WORK TO DO:
Exact reproduction is required for all entries.

A run of records:
╔══

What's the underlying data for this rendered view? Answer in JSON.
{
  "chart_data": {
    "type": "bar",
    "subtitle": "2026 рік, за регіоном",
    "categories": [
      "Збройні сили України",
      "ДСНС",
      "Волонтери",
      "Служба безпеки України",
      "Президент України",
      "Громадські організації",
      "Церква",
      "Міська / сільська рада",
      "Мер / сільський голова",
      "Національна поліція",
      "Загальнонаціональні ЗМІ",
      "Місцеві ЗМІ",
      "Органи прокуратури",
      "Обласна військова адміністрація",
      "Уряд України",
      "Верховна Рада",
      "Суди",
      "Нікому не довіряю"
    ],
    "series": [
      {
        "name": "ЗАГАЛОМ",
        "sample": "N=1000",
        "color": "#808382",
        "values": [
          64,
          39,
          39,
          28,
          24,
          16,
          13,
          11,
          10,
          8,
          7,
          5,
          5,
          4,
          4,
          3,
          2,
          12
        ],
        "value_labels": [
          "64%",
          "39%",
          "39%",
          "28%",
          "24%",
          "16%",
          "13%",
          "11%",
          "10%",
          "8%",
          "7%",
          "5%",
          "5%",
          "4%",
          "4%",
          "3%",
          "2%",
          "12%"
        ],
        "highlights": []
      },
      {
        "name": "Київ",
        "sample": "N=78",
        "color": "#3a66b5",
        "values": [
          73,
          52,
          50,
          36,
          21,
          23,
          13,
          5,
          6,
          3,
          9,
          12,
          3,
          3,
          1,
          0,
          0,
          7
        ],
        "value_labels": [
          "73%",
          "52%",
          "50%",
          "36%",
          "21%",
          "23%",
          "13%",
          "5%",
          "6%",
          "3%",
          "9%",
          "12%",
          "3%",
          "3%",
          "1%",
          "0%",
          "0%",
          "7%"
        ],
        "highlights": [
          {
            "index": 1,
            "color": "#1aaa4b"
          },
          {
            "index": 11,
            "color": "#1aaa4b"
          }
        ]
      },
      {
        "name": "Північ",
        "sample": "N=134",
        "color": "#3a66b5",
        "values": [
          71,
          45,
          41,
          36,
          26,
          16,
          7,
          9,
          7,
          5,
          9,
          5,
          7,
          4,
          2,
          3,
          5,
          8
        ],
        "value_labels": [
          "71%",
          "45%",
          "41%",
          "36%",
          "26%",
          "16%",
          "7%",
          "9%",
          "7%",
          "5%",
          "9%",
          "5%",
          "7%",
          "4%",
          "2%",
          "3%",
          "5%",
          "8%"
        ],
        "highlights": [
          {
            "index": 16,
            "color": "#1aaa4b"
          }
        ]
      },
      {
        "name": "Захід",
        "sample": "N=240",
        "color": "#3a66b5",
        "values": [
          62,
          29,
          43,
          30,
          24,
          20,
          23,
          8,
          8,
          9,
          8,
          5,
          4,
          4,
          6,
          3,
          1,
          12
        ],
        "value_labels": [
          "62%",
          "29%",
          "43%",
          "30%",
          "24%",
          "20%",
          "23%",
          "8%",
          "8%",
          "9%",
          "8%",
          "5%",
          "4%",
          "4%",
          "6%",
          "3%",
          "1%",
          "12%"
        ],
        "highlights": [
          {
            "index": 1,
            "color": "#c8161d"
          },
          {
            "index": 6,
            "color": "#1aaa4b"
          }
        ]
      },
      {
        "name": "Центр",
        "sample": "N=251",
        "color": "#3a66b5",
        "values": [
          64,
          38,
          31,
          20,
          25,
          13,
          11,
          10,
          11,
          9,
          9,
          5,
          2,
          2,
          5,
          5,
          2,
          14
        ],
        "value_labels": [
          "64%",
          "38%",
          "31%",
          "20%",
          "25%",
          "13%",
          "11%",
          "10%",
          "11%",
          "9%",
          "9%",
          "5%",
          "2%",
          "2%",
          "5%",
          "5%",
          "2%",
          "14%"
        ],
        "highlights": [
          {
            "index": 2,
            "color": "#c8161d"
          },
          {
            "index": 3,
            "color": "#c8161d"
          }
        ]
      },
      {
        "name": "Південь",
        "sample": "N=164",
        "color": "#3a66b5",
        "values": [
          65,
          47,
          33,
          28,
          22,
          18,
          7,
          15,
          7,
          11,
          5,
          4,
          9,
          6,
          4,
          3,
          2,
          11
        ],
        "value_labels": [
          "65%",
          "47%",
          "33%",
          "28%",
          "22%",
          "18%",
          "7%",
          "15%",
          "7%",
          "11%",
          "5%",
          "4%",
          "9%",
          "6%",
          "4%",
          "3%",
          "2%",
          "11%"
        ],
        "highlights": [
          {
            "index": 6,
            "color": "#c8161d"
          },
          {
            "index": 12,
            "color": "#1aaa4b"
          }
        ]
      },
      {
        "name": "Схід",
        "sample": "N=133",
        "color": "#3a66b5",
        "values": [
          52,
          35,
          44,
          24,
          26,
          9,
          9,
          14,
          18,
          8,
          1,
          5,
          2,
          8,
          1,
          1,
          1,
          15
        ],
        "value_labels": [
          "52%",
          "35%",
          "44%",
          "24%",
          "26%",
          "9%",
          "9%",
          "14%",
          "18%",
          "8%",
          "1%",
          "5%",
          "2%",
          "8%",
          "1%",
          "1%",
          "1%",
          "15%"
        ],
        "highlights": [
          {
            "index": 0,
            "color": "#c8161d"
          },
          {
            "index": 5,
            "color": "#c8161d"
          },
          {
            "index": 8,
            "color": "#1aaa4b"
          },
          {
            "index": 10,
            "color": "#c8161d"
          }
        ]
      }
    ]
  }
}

╚══

SOLVED PROBLEM:
What's the underlying data for this rendered view? Answer in JSON.
{
  "chart_data": {
    "type": "bar",
    "subtitle": "2026 рік, за регіоном",
    "categories": [
      "Збройні сили України",
      "ДСНС",
      "Волонтери",
      "Служба безпеки України",
      "Президент України",
      "Громадські організації",
      "Церква",
      "Міська / сільська рада",
      "Мер / сільський голова",
      "Національна поліція",
      "Загальнонаціональні ЗМІ",
      "Місцеві ЗМІ",
      "Органи прокуратури",
      "Обласна військова адміністрація",
      "Уряд України",
      "Верховна Рада",
      "Суди",
      "Нікому не довіряю"
    ],
    "series": [
      {
        "name": "ЗАГАЛОМ",
        "sample": "N=1000",
        "color": "#808382",
        "values": [
          64,
          39,
          39,
          28,
          24,
          16,
          13,
          11,
          10,
          8,
          7,
          5,
          5,
          4,
          4,
          3,
          2,
          12
        ],
        "value_labels": [
          "64%",
          "39%",
          "39%",
          "28%",
          "24%",
          "16%",
          "13%",
          "11%",
          "10%",
          "8%",
          "7%",
          "5%",
          "5%",
          "4%",
          "4%",
          "3%",
          "2%",
          "12%"
        ],
        "highlights": []
      },
      {
        "name": "Київ",
        "sample": "N=78",
        "color": "#3a66b5",
        "values": [
          73,
          52,
          50,
          36,
          21,
          23,
          13,
          5,
          6,
          3,
          9,
          12,
          3,
          3,
          1,
          0,
          0,
          7
        ],
        "value_labels": [
          "73%",
          "52%",
          "50%",
          "36%",
          "21%",
          "23%",
          "13%",
          "5%",
          "6%",
          "3%",
          "9%",
          "12%",
          "3%",
          "3%",
          "1%",
          "0%",
          "0%",
          "7%"
        ],
        "highlights": [
          {
            "index": 1,
            "color": "#1aaa4b"
          },
          {
            "index": 11,
            "color": "#1aaa4b"
          }
        ]
      },
      {
        "name": "Північ",
        "sample": "N=134",
        "color": "#3a66b5",
        "values": [
          71,
          45,
          41,
          36,
          26,
          16,
          7,
          9,
          7,
          5,
          9,
          5,
          7,
          4,
          2,
          3,
          5,
          8
        ],
        "value_labels": [
          "71%",
          "45%",
          "41%",
          "36%",
          "26%",
          "16%",
          "7%",
          "9%",
          "7%",
          "5%",
          "9%",
          "5%",
          "7%",
          "4%",
          "2%",
          "3%",
          "5%",
          "8%"
        ],
        "highlights": [
          {
            "index": 16,
            "color": "#1aaa4b"
          }
        ]
      },
      {
        "name": "Захід",
        "sample": "N=240",
        "color": "#3a66b5",
        "values": [
          62,
          29,
          43,
          30,
          24,
          20,
          23,
          8,
          8,
          9,
          8,
          5,
          4,
          4,
          6,
          3,
          1,
          12
        ],
        "value_labels": [
          "62%",
          "29%",
          "43%",
          "30%",
          "24%",
          "20%",
          "23%",
          "8%",
          "8%",
          "9%",
          "8%",
          "5%",
          "4%",
          "4%",
          "6%",
          "3%",
          "1%",
          "12%"
        ],
        "highlights": [
          {
            "index": 1,
            "color": "#c8161d"
          },
          {
            "index": 6,
            "color": "#1aaa4b"
          }
        ]
      },
      {
        "name": "Центр",
        "sample": "N=251",
        "color": "#3a66b5",
        "values": [
          64,
          38,
          31,
          20,
          25,
          13,
          11,
          10,
          11,
          9,
          9,
          5,
          2,
          2,
          5,
          5,
          2,
          14
        ],
        "value_labels": [
          "64%",
          "38%",
          "31%",
          "20%",
          "25%",
          "13%",
          "11%",
          "10%",
          "11%",
          "9%",
          "9%",
          "5%",
          "2%",
          "2%",
          "5%",
          "5%",
          "2%",
          "14%"
        ],
        "highlights": [
          {
            "index": 2,
            "color": "#c8161d"
          },
          {
            "index": 3,
            "color": "#c8161d"
          }
        ]
      },
      {
        "name": "Південь",
        "sample": "N=164",
        "color": "#3a66b5",
        "values": [
          65,
          47,
          33,
          28,
          22,
          18,
          7,
          15,
          7,
          11,
          5,
          4,
          9,
          6,
          4,
          3,
          2,
          11
        ],
        "value_labels": [
          "65%",
          "47%",
          "33%",
          "28%",
          "22%",
          "18%",
          "7%",
          "15%",
          "7%",
          "11%",
          "5%",
          "4%",
          "9%",
          "6%",
          "4%",
          "3%",
          "2%",
          "11%"
        ],
        "highlights": [
          {
            "index": 6,
            "color": "#c8161d"
          },
          {
            "index": 12,
            "color": "#1aaa4b"
          }
        ]
      },
      {
        "name": "Схід",
        "sample": "N=133",
        "color": "#3a66b5",
        "values": [
          52,
          35,
          44,
          24,
          26,
          9,
          9,
          14,
          18,
          8,
          1,
          5,
          2,
          8,
          1,
          1,
          1,
          15
        ],
        "value_labels": [
          "52%",
          "35%",
          "44%",
          "24%",
          "26%",
          "9%",
          "9%",
          "14%",
          "18%",
          "8%",
          "1%",
          "5%",
          "2%",
          "8%",
          "1%",
          "1%",
          "1%",
          "15%"
        ],
        "highlights": [
          {
            "index": 0,
            "color": "#c8161d"
          },
          {
            "index": 5,
            "color": "#c8161d"
          },
          {
            "index": 8,
            "color": "#1aaa4b"
          },
          {
            "index": 10,
            "color": "#c8161d"
          }
        ]
      }
    ]
  }
}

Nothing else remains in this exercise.